__Questions on the material__:
a) Update the discussion of text-to-speech audiobooks by reproducing everything from "It also works" down to "for nothing Google!", with "Ivona" replaced by "Acapela" throughout.
b) In the discussion of text-to-speech audiobooks, which text-to-speech engine did the co-worker use on Android in 2012 to listen to ebooks?

I'm most interested in its potential for audiobooks, especially of the vast array of old and less-common books that don't have human-made audiobook equivalents. I find myself constrained by the limits of audiobook choices, which tends toward best-sellers lists or pop-sci. Current attempts to use text-to-speech to generate audiobooks results in something that's frankly unlistenable. If TTS could get to a "good enough" point for audiobooks, that would open up a huge range of less-common content.
It has so many voices available in the voice store, and I've had no trouble reading books with it. I'm constantly amazed by the quality of some of these voices when played at high speed... They take breaths, express emotion, everything. My only problem is they occasionally mispronounce brands, names & acronyms: Quite amusing to learn about "Sharr-E-poynt" instead of "SharePoint", "Amd" not "A.M.D", or use an incorrect pronunciation of a character in a book when talking about the book... Can't really see how WaveNet would fix that, but look forward to seeing these voices turn up in Voice Dream.
One of my co-workers told me in 2012 that he was doing exactly this. He used an ebook reader to download free ebooks from Gutenberg and then the IVONA text to speech engine for Android to listen to them on his drives. He had already finished a few classics like Treasure Island this way.
I'm sure things have improved significantly since 2012 so what you're looking for is probably easily done.
It also works reasonably well for academic papers as PDF. Equations get butchered, of course, but overall it's not bad (you can set PDF margins so that headers/footers are not read out aloud on every page). I use it to proof-read my own writing, it helps you spot things that spelling/grammer checkers miss.
I have been doing this on Android for a few years using Ivona, FBReader with the FBReader TTS+ Plugin. I got Ivona (beta) from the Play Store before they were bought by Amazon - it looks like Ivona voices have since been pulled and are no longer available.
Google's "cloud-based" TTS (not the local one, which was terrible) on the Play Books app was pretty good even years ago.
However, it was unusable because it would stop as soon as the screen would turn-off. Other ebook readers' read-aloud features worked with the screen off. So thanks for nothing Google!
This was kind of the target of the 2016 Blizzard Challenge (http://festvox.org/blizzard/blizzard2016.html), as the training data was children's books (clean audio, 'reading voice' prosody, etc).
Some of the voices that came out of that were incredible.

Document layout analysis data:
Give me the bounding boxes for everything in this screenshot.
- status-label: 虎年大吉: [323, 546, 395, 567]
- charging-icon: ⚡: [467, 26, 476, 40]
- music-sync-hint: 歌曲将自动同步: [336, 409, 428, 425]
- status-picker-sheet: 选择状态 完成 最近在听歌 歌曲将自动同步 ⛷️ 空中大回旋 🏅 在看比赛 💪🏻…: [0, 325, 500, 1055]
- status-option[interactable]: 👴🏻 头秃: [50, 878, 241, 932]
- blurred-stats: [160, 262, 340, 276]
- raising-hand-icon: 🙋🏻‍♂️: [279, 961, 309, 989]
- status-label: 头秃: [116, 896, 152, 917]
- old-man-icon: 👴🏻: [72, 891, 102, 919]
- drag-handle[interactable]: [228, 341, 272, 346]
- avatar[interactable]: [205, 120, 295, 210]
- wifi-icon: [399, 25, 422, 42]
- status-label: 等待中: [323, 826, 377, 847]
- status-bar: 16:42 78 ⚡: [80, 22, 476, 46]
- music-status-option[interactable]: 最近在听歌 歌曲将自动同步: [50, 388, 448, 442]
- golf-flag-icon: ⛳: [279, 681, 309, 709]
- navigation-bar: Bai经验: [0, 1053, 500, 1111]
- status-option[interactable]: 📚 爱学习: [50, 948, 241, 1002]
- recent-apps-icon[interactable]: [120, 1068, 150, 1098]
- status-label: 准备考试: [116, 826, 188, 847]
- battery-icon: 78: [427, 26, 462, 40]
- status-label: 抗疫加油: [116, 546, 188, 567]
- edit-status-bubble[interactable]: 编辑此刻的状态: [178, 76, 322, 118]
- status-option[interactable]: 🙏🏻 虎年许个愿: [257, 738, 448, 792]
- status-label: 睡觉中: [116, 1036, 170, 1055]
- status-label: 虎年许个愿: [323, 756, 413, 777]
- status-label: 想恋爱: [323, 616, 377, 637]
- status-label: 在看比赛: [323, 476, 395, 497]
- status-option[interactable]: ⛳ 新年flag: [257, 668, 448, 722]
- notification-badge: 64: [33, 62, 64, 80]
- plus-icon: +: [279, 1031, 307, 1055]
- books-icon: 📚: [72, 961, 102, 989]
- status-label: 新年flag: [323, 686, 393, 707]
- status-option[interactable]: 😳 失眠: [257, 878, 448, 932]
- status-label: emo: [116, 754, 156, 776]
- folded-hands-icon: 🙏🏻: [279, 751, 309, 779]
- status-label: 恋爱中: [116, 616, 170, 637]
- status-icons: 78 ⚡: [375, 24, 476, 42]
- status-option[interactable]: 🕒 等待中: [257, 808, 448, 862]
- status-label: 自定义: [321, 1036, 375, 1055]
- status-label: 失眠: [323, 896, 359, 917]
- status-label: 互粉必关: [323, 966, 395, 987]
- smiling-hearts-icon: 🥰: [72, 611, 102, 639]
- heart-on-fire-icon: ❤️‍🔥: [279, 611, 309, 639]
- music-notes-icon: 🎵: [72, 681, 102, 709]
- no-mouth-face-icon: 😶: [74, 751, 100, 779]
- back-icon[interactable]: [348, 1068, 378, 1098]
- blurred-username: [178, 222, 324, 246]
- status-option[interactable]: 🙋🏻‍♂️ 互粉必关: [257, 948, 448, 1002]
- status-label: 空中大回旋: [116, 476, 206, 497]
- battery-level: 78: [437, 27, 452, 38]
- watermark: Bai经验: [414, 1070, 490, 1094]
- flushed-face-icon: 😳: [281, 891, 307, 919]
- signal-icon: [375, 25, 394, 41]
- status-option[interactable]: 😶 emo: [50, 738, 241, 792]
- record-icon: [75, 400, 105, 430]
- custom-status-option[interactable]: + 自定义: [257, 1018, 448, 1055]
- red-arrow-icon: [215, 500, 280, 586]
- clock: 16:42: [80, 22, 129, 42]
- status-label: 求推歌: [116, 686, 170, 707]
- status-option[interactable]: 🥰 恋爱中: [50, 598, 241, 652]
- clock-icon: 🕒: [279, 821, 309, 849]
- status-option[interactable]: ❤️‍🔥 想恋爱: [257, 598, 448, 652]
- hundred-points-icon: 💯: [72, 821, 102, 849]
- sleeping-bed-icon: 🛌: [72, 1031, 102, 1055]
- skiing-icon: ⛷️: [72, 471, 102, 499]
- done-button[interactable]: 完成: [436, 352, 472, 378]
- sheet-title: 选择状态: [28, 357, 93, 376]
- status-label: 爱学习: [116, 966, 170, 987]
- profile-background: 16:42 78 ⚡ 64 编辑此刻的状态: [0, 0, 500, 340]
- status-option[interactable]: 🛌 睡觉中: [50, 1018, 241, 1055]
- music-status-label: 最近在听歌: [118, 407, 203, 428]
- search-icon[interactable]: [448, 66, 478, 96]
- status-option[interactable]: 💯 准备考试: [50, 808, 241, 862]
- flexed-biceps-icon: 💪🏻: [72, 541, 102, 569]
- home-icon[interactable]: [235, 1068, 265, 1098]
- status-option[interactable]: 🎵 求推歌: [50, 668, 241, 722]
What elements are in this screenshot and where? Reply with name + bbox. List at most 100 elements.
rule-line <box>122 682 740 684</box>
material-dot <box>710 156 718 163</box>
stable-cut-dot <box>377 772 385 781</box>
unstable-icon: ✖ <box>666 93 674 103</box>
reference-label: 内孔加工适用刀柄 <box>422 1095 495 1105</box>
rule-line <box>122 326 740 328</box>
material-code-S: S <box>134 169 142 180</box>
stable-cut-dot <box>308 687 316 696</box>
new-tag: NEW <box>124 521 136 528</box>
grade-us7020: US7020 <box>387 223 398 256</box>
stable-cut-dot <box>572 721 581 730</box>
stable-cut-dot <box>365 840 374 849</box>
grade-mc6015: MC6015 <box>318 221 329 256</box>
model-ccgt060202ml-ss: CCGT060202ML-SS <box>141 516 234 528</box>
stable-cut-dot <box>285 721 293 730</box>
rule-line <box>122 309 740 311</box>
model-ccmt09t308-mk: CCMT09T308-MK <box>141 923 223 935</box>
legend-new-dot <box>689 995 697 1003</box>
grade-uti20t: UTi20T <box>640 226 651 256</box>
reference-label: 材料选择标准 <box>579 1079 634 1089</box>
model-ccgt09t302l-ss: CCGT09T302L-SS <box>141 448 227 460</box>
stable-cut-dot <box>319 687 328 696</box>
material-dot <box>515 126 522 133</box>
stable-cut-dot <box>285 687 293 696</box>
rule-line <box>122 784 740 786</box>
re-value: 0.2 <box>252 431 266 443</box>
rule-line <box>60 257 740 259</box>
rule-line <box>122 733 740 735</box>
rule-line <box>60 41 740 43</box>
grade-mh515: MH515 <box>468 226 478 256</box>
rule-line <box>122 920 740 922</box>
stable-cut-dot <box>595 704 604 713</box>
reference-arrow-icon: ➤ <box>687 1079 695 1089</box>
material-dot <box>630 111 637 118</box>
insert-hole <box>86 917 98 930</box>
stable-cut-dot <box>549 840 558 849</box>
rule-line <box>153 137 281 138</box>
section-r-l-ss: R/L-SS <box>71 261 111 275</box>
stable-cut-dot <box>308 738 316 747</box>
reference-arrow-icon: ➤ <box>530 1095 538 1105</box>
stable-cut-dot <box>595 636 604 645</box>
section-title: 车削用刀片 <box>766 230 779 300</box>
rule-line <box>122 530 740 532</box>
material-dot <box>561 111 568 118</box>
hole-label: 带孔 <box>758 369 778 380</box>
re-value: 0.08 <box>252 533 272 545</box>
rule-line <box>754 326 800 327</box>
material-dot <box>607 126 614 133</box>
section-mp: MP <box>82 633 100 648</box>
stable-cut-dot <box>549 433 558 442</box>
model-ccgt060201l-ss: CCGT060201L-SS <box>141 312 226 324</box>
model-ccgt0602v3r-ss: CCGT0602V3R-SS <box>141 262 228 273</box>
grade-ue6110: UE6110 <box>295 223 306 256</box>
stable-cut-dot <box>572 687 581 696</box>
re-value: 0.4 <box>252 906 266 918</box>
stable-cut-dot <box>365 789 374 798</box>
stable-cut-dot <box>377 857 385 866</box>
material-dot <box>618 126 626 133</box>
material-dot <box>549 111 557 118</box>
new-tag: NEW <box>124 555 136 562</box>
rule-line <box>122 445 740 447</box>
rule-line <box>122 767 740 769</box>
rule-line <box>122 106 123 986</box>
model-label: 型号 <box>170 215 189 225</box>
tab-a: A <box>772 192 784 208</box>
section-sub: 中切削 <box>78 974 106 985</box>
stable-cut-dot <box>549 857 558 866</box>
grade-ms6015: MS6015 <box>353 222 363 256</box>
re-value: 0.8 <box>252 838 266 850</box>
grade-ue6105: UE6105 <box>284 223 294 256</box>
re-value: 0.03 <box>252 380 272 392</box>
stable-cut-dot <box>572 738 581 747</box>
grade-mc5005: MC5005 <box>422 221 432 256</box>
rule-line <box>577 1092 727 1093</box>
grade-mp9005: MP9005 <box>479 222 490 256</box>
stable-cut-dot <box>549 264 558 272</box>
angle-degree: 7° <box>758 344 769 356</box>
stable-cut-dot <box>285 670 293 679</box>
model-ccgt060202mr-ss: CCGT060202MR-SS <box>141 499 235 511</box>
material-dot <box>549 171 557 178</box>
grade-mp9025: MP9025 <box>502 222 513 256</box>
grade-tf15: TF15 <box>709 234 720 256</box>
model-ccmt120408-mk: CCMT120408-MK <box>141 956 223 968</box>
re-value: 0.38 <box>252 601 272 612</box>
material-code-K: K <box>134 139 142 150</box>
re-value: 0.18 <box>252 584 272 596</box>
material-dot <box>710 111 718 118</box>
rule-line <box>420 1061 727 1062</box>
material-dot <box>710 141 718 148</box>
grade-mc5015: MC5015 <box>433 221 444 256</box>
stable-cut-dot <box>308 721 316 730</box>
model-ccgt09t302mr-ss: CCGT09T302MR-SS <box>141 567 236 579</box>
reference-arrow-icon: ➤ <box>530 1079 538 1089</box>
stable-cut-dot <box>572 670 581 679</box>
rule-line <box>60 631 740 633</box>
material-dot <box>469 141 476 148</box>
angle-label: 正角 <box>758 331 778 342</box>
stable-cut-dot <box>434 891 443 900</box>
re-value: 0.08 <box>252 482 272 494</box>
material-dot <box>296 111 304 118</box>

__Results of the exercise__:
a)
It also works reasonably well for academic papers as PDF. Equations get butchered, of course, but overall it's not bad (you can set PDF margins so that headers/footers are not read out aloud on every page). I use it to proof-read my own writing, it helps you spot things that spelling/grammer checkers miss.
I have been doing this on Android for a few years using Acapela, FBReader with the FBReader TTS+ Plugin. I got Acapela (beta) from the Play Store before they were bought by Amazon - it looks like Acapela voices have since been pulled and are no longer available.
Google's "cloud-based" TTS (not the local one, which was terrible) on the Play Books app was pretty good even years ago.
However, it was unusable because it would stop as soon as the screen would turn-off. Other ebook readers' read-aloud features worked with the screen off. So thanks for nothing Google!

b) The IVONA text-to-speech engine.